#### WHAT YOU WILL DO:
Write out the listing in full, matching it word for word.

<<<<

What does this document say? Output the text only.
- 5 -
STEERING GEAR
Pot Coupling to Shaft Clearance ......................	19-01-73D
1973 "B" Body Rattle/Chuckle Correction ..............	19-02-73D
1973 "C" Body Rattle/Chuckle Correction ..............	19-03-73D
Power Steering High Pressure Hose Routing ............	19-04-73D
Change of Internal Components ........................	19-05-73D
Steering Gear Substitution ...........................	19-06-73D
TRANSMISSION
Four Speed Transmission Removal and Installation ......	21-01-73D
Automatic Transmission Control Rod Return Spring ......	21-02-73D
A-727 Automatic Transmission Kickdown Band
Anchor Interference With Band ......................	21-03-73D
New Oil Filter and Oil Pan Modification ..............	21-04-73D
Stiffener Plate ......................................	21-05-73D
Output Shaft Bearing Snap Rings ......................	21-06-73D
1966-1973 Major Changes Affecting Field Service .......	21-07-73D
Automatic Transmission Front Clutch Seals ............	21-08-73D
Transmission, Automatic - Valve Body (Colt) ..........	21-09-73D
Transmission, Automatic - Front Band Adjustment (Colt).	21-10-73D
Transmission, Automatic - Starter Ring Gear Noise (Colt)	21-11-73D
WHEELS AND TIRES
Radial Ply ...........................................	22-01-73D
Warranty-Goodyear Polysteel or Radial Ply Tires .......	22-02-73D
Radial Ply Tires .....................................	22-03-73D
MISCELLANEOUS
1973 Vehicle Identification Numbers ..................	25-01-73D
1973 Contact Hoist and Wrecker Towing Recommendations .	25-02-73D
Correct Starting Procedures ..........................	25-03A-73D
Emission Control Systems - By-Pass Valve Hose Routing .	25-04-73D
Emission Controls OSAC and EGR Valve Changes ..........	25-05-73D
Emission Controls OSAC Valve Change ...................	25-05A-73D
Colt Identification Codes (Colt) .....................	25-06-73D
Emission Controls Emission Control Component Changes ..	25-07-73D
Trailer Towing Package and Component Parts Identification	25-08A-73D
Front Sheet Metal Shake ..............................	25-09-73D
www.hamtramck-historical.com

>>>>

#### TASK RESPONSE:
What does this document say? Output the text only.
- 5 -
STEERING GEAR
Pot Coupling to Shaft Clearance ......................	19-01-73D
1973 "B" Body Rattle/Chuckle Correction ..............	19-02-73D
1973 "C" Body Rattle/Chuckle Correction ..............	19-03-73D
Power Steering High Pressure Hose Routing ............	19-04-73D
Change of Internal Components ........................	19-05-73D
Steering Gear Substitution ...........................	19-06-73D
TRANSMISSION
Four Speed Transmission Removal and Installation ......	21-01-73D
Automatic Transmission Control Rod Return Spring ......	21-02-73D
A-727 Automatic Transmission Kickdown Band
Anchor Interference With Band ......................	21-03-73D
New Oil Filter and Oil Pan Modification ..............	21-04-73D
Stiffener Plate ......................................	21-05-73D
Output Shaft Bearing Snap Rings ......................	21-06-73D
1966-1973 Major Changes Affecting Field Service .......	21-07-73D
Automatic Transmission Front Clutch Seals ............	21-08-73D
Transmission, Automatic - Valve Body (Colt) ..........	21-09-73D
Transmission, Automatic - Front Band Adjustment (Colt).	21-10-73D
Transmission, Automatic - Starter Ring Gear Noise (Colt)	21-11-73D
WHEELS AND TIRES
Radial Ply ...........................................	22-01-73D
Warranty-Goodyear Polysteel or Radial Ply Tires .......	22-02-73D
Radial Ply Tires .....................................	22-03-73D
MISCELLANEOUS
1973 Vehicle Identification Numbers ..................	25-01-73D
1973 Contact Hoist and Wrecker Towing Recommendations .	25-02-73D
Correct Starting Procedures ..........................	25-03A-73D
Emission Control Systems - By-Pass Valve Hose Routing .	25-04-73D
Emission Controls OSAC and EGR Valve Changes ..........	25-05-73D
Emission Controls OSAC Valve Change ...................	25-05A-73D
Colt Identification Codes (Colt) .....................	25-06-73D
Emission Controls Emission Control Component Changes ..	25-07-73D
Trailer Towing Package and Component Parts Identification	25-08A-73D
Front Sheet Metal Shake ..............................	25-09-73D
www.hamtramck-historical.com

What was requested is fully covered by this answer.